WHAT YOU HAVE TO DO => Track down every line below that holds "Zeit" and copy it.

ITEMS =>

☆ ☆ ☆ ☆ ☆

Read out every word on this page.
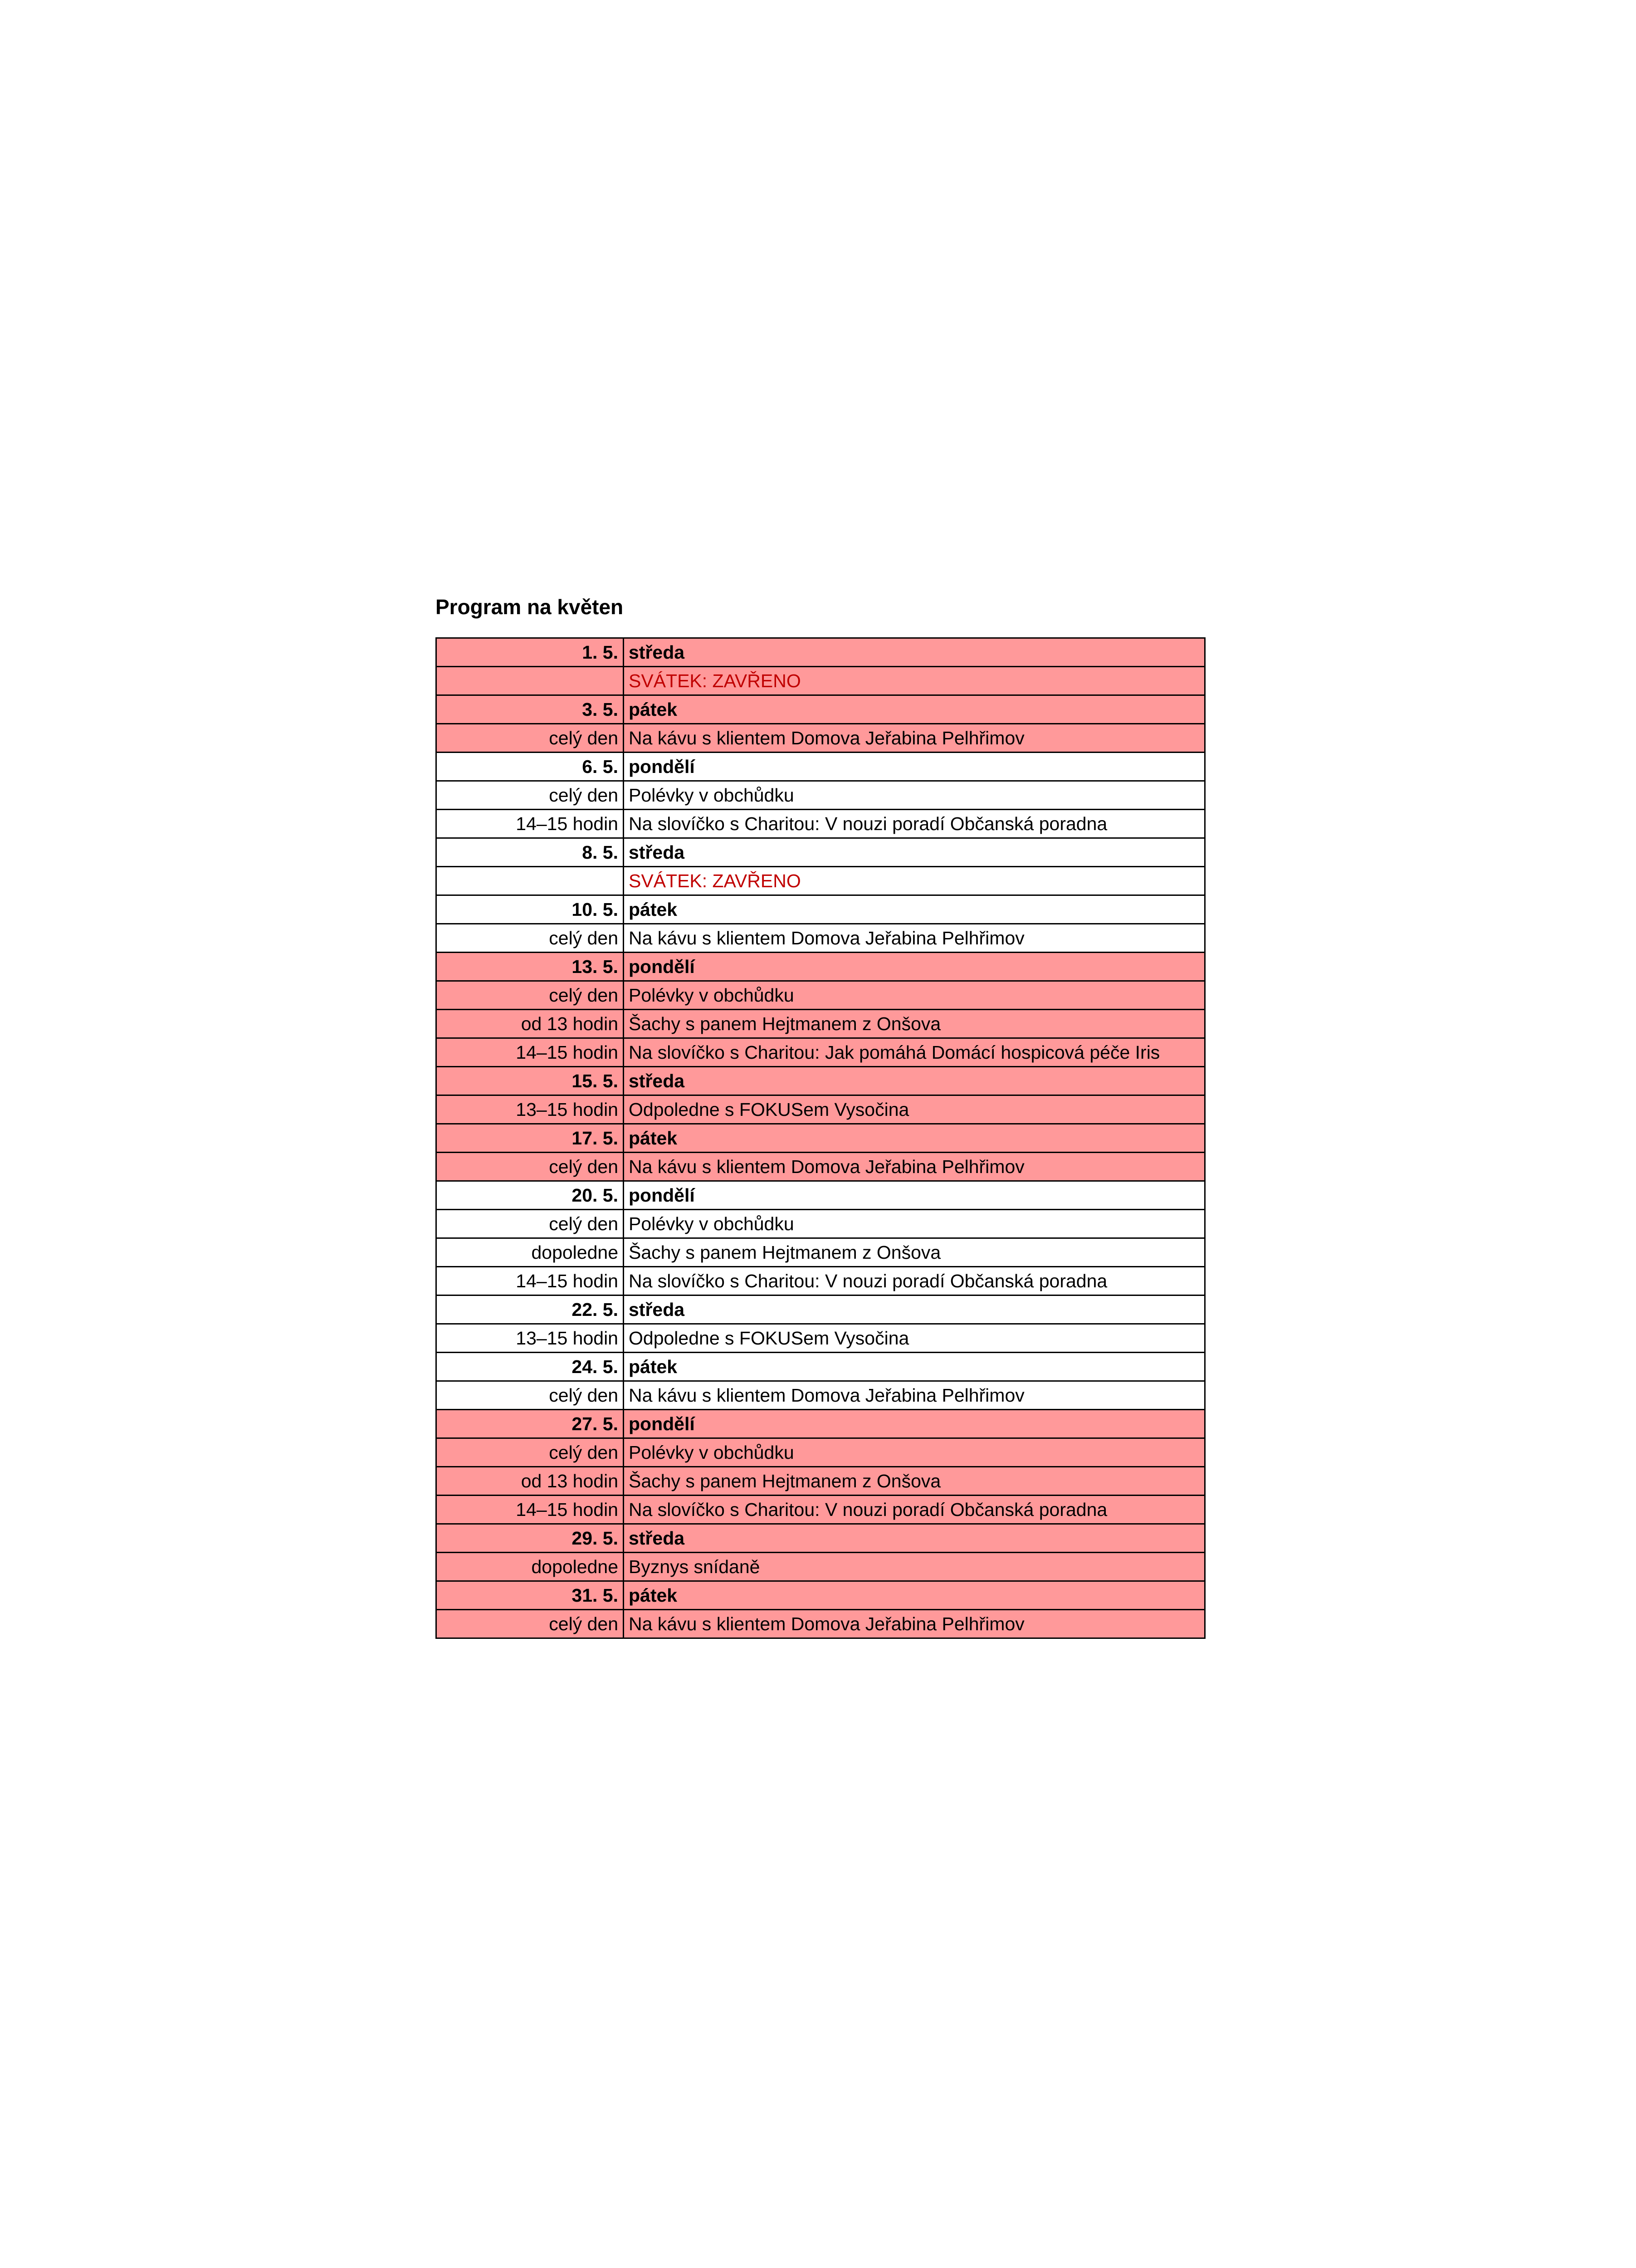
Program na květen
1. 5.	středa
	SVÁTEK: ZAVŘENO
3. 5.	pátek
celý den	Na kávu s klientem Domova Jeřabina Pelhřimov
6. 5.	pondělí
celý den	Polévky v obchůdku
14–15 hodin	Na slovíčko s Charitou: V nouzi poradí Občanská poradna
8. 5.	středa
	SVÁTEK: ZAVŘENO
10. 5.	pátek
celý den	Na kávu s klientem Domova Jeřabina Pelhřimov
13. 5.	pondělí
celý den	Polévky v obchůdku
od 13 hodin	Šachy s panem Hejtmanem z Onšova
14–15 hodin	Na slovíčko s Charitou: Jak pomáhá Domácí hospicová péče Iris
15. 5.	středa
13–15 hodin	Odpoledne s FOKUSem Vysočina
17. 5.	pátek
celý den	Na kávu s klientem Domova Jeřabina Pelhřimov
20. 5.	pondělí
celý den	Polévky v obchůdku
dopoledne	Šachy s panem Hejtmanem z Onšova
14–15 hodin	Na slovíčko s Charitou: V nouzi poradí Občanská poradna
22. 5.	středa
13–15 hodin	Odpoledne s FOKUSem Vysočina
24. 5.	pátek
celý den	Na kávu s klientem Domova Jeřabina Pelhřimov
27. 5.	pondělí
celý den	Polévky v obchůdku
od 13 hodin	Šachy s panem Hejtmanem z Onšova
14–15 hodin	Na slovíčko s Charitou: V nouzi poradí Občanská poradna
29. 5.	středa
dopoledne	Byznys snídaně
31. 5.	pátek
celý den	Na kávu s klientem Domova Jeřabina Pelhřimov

☆ ☆ ☆ ☆ ☆

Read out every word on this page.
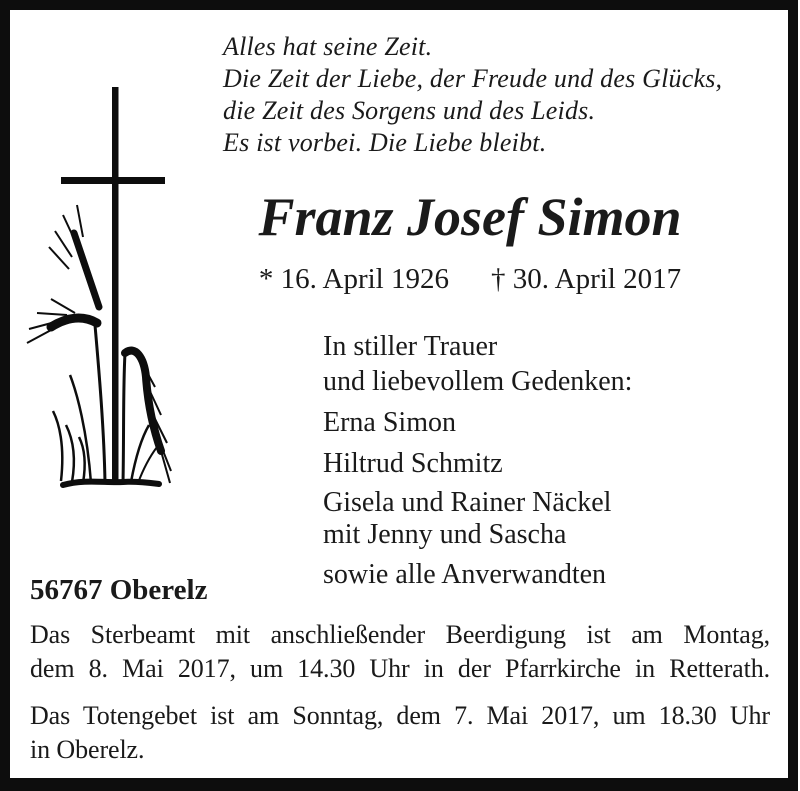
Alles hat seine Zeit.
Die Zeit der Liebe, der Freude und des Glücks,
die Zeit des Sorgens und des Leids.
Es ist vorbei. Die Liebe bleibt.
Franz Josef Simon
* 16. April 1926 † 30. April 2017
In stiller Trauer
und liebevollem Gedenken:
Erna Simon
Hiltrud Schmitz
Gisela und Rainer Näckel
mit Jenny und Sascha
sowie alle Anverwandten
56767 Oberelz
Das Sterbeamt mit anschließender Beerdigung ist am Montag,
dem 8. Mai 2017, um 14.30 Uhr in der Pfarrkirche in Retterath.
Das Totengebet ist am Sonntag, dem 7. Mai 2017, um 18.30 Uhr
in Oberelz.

☆ ☆ ☆ ☆ ☆

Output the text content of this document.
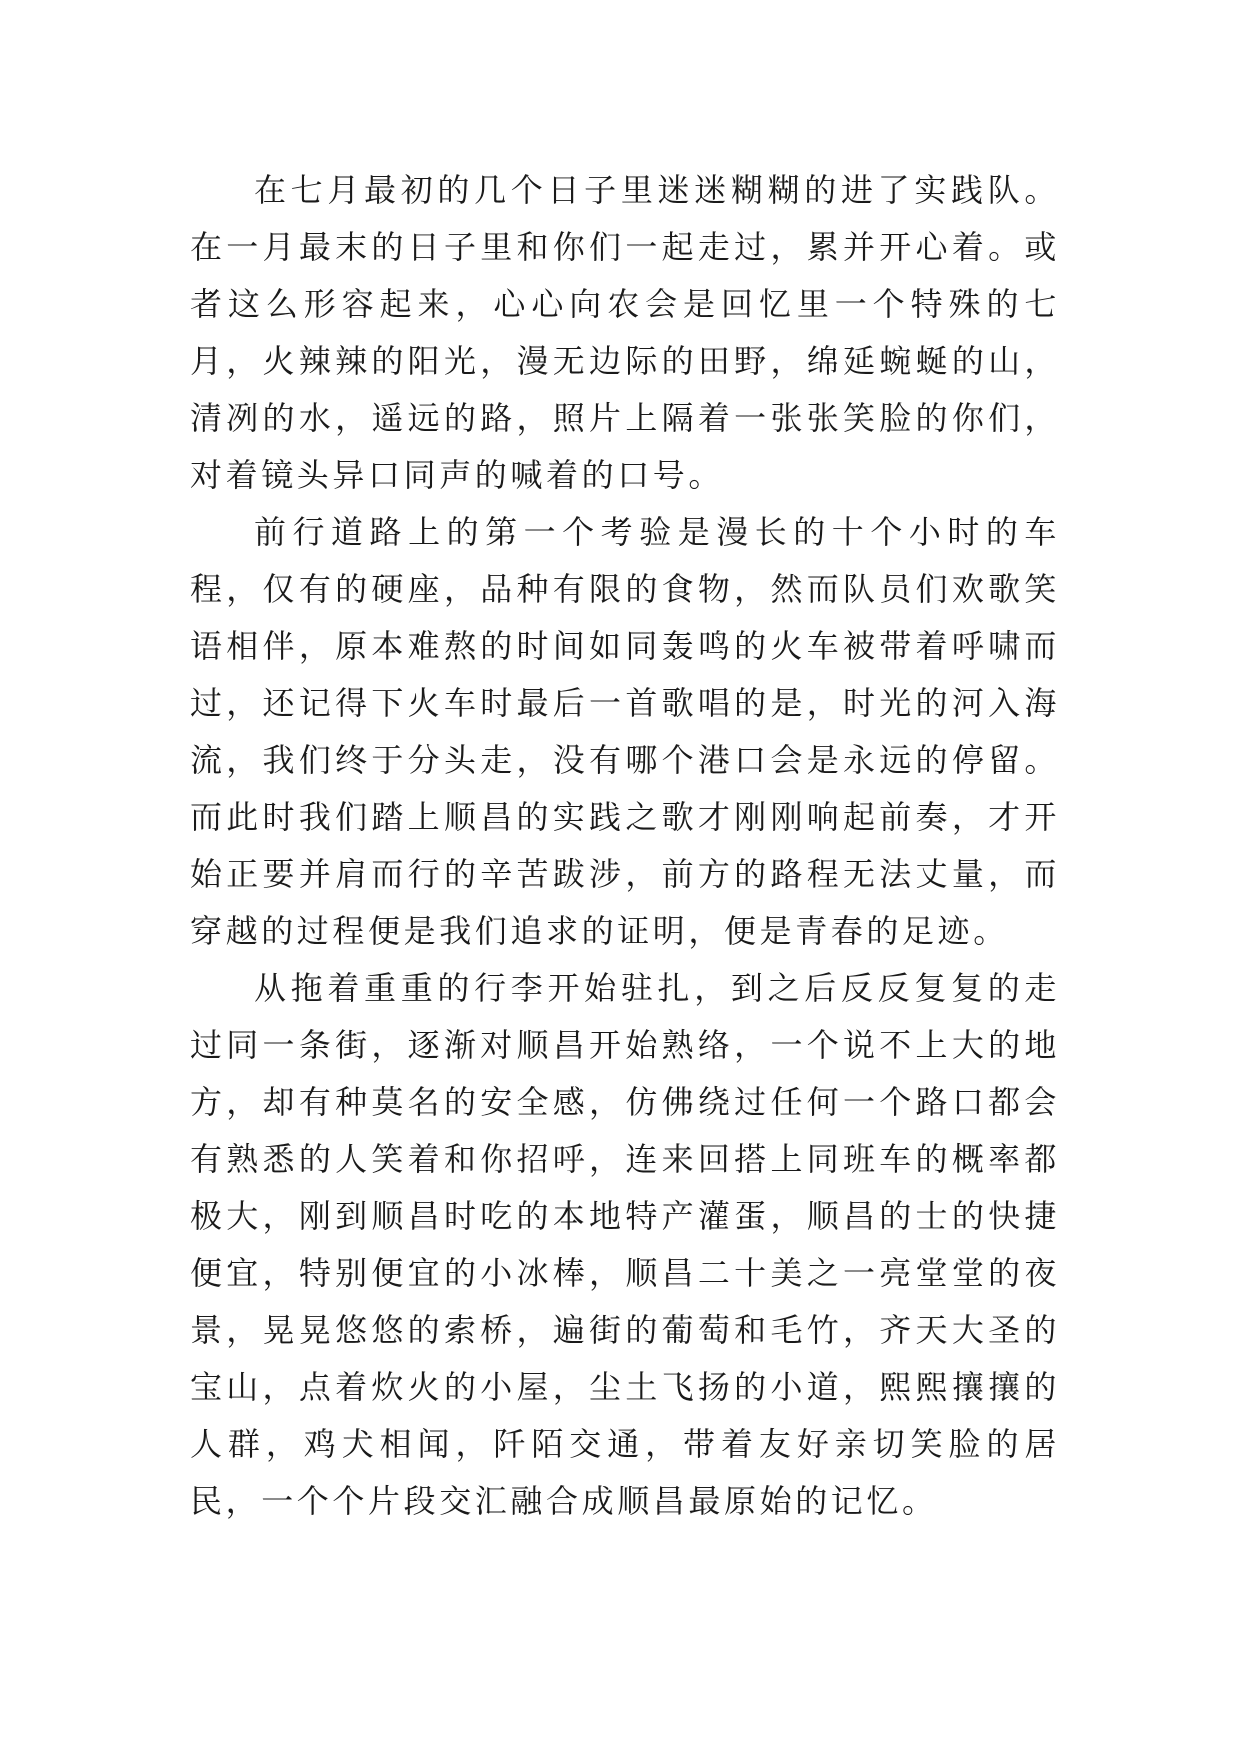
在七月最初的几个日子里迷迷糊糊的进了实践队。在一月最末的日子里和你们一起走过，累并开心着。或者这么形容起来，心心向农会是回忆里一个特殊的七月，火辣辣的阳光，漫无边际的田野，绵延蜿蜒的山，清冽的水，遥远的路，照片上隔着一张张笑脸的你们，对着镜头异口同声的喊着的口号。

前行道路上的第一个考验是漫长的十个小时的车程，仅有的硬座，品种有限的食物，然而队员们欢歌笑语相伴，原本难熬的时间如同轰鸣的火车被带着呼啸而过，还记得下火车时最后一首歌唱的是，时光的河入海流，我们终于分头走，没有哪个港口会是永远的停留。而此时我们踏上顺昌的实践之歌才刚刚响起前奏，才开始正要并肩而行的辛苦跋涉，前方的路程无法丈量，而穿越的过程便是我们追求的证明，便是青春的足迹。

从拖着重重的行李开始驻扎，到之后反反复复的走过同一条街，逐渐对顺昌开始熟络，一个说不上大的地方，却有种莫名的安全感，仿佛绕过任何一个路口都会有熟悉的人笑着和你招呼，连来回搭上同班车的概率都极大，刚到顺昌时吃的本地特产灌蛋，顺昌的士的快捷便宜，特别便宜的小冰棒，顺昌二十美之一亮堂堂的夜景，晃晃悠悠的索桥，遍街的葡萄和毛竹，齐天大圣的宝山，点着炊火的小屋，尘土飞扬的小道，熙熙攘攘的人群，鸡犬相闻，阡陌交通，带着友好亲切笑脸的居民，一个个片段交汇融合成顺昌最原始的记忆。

☆ ☆ ☆ ☆ ☆

CORRECT RESPONSE =>
Alles hat seine Zeit.
Die Zeit der Liebe, der Freude und des Glücks,
die Zeit des Sorgens und des Leids.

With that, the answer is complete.